═══ Excerpted records

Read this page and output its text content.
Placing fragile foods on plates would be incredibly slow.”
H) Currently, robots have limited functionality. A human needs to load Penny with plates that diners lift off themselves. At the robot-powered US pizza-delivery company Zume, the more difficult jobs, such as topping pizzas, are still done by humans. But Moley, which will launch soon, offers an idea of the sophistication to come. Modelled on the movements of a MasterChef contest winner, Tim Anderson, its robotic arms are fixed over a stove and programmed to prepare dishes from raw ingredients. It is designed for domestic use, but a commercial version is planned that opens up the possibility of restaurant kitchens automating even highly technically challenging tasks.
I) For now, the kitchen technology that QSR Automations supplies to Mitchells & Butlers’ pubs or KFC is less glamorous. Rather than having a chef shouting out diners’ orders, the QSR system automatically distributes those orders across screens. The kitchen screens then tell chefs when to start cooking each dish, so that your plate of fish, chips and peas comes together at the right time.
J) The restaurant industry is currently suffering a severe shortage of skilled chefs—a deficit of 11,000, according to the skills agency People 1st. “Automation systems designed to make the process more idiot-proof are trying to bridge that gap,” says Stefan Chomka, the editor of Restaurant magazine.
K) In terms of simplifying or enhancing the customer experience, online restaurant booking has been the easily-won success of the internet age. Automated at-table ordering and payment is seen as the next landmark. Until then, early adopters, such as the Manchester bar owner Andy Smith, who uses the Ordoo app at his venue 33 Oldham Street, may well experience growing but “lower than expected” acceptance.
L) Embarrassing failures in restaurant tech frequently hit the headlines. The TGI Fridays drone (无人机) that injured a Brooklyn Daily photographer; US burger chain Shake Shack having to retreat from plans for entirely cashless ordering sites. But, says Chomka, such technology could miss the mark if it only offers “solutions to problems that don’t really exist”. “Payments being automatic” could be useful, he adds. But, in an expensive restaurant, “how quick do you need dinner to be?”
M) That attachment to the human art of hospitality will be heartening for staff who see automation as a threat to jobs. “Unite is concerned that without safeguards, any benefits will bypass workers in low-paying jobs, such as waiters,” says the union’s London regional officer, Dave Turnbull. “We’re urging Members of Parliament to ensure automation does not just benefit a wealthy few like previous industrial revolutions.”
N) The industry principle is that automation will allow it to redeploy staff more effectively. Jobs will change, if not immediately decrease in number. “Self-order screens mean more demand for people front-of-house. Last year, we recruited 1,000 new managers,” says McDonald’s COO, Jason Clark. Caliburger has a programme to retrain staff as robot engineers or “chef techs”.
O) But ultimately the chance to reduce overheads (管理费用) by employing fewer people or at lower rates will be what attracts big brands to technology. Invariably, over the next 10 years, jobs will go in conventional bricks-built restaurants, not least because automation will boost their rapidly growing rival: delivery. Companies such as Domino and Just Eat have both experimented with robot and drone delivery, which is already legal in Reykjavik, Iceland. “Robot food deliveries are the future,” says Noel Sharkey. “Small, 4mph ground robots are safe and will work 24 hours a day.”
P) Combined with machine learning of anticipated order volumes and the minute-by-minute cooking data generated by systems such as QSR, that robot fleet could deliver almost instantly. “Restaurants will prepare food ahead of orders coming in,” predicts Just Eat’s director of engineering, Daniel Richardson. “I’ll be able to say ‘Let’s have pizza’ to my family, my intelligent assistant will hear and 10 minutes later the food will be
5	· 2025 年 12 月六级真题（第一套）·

══════

§ **Task instructions**: Each record must be returned exactly as it is written.

§ **Completed task**:
Read this page and output its text content.
Placing fragile foods on plates would be incredibly slow.”
H) Currently, robots have limited functionality. A human needs to load Penny with plates that diners lift off themselves. At the robot-powered US pizza-delivery company Zume, the more difficult jobs, such as topping pizzas, are still done by humans. But Moley, which will launch soon, offers an idea of the sophistication to come. Modelled on the movements of a MasterChef contest winner, Tim Anderson, its robotic arms are fixed over a stove and programmed to prepare dishes from raw ingredients. It is designed for domestic use, but a commercial version is planned that opens up the possibility of restaurant kitchens automating even highly technically challenging tasks.
I) For now, the kitchen technology that QSR Automations supplies to Mitchells & Butlers’ pubs or KFC is less glamorous. Rather than having a chef shouting out diners’ orders, the QSR system automatically distributes those orders across screens. The kitchen screens then tell chefs when to start cooking each dish, so that your plate of fish, chips and peas comes together at the right time.
J) The restaurant industry is currently suffering a severe shortage of skilled chefs—a deficit of 11,000, according to the skills agency People 1st. “Automation systems designed to make the process more idiot-proof are trying to bridge that gap,” says Stefan Chomka, the editor of Restaurant magazine.
K) In terms of simplifying or enhancing the customer experience, online restaurant booking has been the easily-won success of the internet age. Automated at-table ordering and payment is seen as the next landmark. Until then, early adopters, such as the Manchester bar owner Andy Smith, who uses the Ordoo app at his venue 33 Oldham Street, may well experience growing but “lower than expected” acceptance.
L) Embarrassing failures in restaurant tech frequently hit the headlines. The TGI Fridays drone (无人机) that injured a Brooklyn Daily photographer; US burger chain Shake Shack having to retreat from plans for entirely cashless ordering sites. But, says Chomka, such technology could miss the mark if it only offers “solutions to problems that don’t really exist”. “Payments being automatic” could be useful, he adds. But, in an expensive restaurant, “how quick do you need dinner to be?”
M) That attachment to the human art of hospitality will be heartening for staff who see automation as a threat to jobs. “Unite is concerned that without safeguards, any benefits will bypass workers in low-paying jobs, such as waiters,” says the union’s London regional officer, Dave Turnbull. “We’re urging Members of Parliament to ensure automation does not just benefit a wealthy few like previous industrial revolutions.”
N) The industry principle is that automation will allow it to redeploy staff more effectively. Jobs will change, if not immediately decrease in number. “Self-order screens mean more demand for people front-of-house. Last year, we recruited 1,000 new managers,” says McDonald’s COO, Jason Clark. Caliburger has a programme to retrain staff as robot engineers or “chef techs”.
O) But ultimately the chance to reduce overheads (管理费用) by employing fewer people or at lower rates will be what attracts big brands to technology. Invariably, over the next 10 years, jobs will go in conventional bricks-built restaurants, not least because automation will boost their rapidly growing rival: delivery. Companies such as Domino and Just Eat have both experimented with robot and drone delivery, which is already legal in Reykjavik, Iceland. “Robot food deliveries are the future,” says Noel Sharkey. “Small, 4mph ground robots are safe and will work 24 hours a day.”
P) Combined with machine learning of anticipated order volumes and the minute-by-minute cooking data generated by systems such as QSR, that robot fleet could deliver almost instantly. “Restaurants will prepare food ahead of orders coming in,” predicts Just Eat’s director of engineering, Daniel Richardson. “I’ll be able to say ‘Let’s have pizza’ to my family, my intelligent assistant will hear and 10 minutes later the food will be
5	· 2025 年 12 月六级真题（第一套）·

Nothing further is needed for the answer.